▸ SET PROBLEM 1
For each statement below, say whether the rear derailleur guide agrees with it. Answer yes or no and quote the deciding words from the guide. (a) Adjustments on the three screws should be made in quarter-turn increments. (b) If the guide pulley rubs on the largest sprocket, the B-screw should be loosened. (c) The lower tension pulley is spring-loaded to take up chain slack.

1. How to Adjust Your Rear Derailleur
Applies to most 3-chainring derailleur systems. Adjust your Front Derailer
Adjusting your rear derailleur can be frustrating. I’m hoping that this tutorial will help you understand how each component of your derailleur works, and how to set up and adjust it properly. Once your derailleur is set up correctly, most future adjustments can be done by hand. Let’s get started!
Almost all modern derailleurs function the same basic way. They are designed to move (or derail) the chain from one sprocket to the next. The upper guide pulley (or jockey pulley) moves the chain in both directions. For instance, when you want to climb a hill, you shift down to a lower gear. This pulls the shift cable and forces the guide pulley to change to a bigger sprocket. When you want to go faster, you adjust the shifter to a higher gear. This releases shift cable tension and allows the derailleur springs to pull the guide pulley back down to a smaller gear. Each time you shift gears, the length of chain changes. The lower tension pulley is spring-loaded to take up this slack.
There are 3 adjustment screws – the B-Screw (B-tension adjustment), the H-Screw (high gear limit stop) and the L-Screw (low gear limit stop). Adjustments on these screws should always be made in 1/4 turn increments.
The B-Screw controls the derailleur body’s angle in relation to the sprocket-set. Shift down to the largest sprocket and check the distance between the guide pulley and the large sprocket. If the guide pulley is rubbing on the sprocket, tighten the B-screw clockwise to increase tension and move the pulley away from the sprocket. If there is a large gap between the pulley and sprocket, loosen the B-screw until the pulley rubs the sprocket, and then tighten it until it just clears.
The H-Limit screw high gear limit stop prevents the guide pulley from shifting any further past the highest gear and into the axle. In order to adjust it properly there must be no tension on the lower inner cable. If you feel tension, loosen the cable adjuster until there is none. Now check from behind how the chain is riding on the smallest sprocket. If it looks like it wants ride off into the axle, tighten the H-screw clockwise until it lines up. If it looks like it is rubbing on the next gear, loosen the screw until the chain is nicely centered on the sprocket. Now re-adjust the cable tension until the derailleur shifts smoothly down to the next gear.

▸ SET PROBLEM 2
Rewrite the listing from its first line through the line containing "text-line: catturata da", replacing "bounding box" with "enclosing box" and changing nothing else. Give only those lines.

Annotated element entries

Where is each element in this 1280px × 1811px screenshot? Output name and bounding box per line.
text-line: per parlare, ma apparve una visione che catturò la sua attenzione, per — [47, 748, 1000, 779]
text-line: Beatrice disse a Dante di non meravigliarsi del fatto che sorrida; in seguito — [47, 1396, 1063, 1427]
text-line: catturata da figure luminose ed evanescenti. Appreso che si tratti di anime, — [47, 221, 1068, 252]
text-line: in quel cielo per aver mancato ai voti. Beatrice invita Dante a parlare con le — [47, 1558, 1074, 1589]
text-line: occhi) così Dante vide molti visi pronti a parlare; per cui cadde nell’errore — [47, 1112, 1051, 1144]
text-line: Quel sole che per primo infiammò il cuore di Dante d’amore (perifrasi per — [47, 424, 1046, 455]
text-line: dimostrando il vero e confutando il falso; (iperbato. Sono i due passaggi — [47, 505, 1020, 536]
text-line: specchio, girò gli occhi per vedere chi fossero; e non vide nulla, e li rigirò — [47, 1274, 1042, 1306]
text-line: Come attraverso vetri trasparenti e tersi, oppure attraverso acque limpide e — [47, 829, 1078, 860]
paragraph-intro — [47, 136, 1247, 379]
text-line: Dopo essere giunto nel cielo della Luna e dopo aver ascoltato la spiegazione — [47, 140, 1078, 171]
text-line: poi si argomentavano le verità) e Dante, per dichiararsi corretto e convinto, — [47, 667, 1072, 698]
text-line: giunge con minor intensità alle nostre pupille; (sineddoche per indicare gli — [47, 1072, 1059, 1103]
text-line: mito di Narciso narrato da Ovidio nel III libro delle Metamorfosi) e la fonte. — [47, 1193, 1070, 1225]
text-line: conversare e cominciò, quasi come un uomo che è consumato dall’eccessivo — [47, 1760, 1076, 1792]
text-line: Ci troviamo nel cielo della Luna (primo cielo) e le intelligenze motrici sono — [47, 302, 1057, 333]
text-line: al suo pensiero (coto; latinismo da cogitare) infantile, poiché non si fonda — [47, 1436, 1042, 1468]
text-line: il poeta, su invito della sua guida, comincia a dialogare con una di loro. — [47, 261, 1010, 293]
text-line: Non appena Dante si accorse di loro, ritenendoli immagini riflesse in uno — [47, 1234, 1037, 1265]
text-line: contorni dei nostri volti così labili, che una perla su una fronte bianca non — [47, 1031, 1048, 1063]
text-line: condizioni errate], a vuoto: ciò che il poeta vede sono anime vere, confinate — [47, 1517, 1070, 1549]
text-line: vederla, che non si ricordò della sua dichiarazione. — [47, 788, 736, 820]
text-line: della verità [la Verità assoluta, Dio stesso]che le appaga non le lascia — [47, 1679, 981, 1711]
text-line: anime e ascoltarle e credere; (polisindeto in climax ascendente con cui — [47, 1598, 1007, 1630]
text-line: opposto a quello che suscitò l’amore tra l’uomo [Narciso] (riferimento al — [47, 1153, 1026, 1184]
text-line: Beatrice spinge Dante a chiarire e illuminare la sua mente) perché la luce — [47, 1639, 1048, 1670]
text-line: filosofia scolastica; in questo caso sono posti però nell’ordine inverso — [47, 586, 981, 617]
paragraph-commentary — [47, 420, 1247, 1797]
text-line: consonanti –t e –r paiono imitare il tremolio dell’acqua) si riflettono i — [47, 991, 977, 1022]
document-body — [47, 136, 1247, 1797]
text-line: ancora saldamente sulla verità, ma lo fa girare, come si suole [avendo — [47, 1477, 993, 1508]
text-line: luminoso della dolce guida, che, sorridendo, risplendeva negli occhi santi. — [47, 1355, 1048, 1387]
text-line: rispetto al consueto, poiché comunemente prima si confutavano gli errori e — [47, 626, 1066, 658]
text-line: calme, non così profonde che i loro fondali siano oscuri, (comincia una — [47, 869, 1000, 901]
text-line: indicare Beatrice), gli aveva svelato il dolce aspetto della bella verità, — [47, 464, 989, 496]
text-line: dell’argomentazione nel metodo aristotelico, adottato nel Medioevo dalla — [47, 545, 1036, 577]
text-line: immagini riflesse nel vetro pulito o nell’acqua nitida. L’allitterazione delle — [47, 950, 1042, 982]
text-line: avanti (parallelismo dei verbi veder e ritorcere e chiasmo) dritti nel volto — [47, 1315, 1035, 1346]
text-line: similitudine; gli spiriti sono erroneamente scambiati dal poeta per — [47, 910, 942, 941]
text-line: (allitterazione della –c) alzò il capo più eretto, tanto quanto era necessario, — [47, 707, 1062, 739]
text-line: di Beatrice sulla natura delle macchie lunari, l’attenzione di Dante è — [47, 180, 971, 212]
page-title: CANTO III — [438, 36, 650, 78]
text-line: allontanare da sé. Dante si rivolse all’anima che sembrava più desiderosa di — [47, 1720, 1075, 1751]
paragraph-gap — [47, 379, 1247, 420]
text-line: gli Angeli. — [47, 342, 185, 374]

▸ FULL SOLUTION 1
(a) Yes: "Adjustments on these screws should always be made in 1/4 turn increments."
(b) No: "If the guide pulley is rubbing on the sprocket, tighten the B-screw clockwise to increase tension and move the pulley away from the sprocket."
(c) Yes: "The lower tension pulley is spring-loaded to take up this slack."

▸ FULL SOLUTION 2
Where is each element in this 1280px × 1811px screenshot? Output name and enclosing box per line.
text-line: per parlare, ma apparve una visione che catturò la sua attenzione, per — [47, 748, 1000, 779]
text-line: Beatrice disse a Dante di non meravigliarsi del fatto che sorrida; in seguito — [47, 1396, 1063, 1427]
text-line: catturata da figure luminose ed evanescenti. Appreso che si tratti di anime, — [47, 221, 1068, 252]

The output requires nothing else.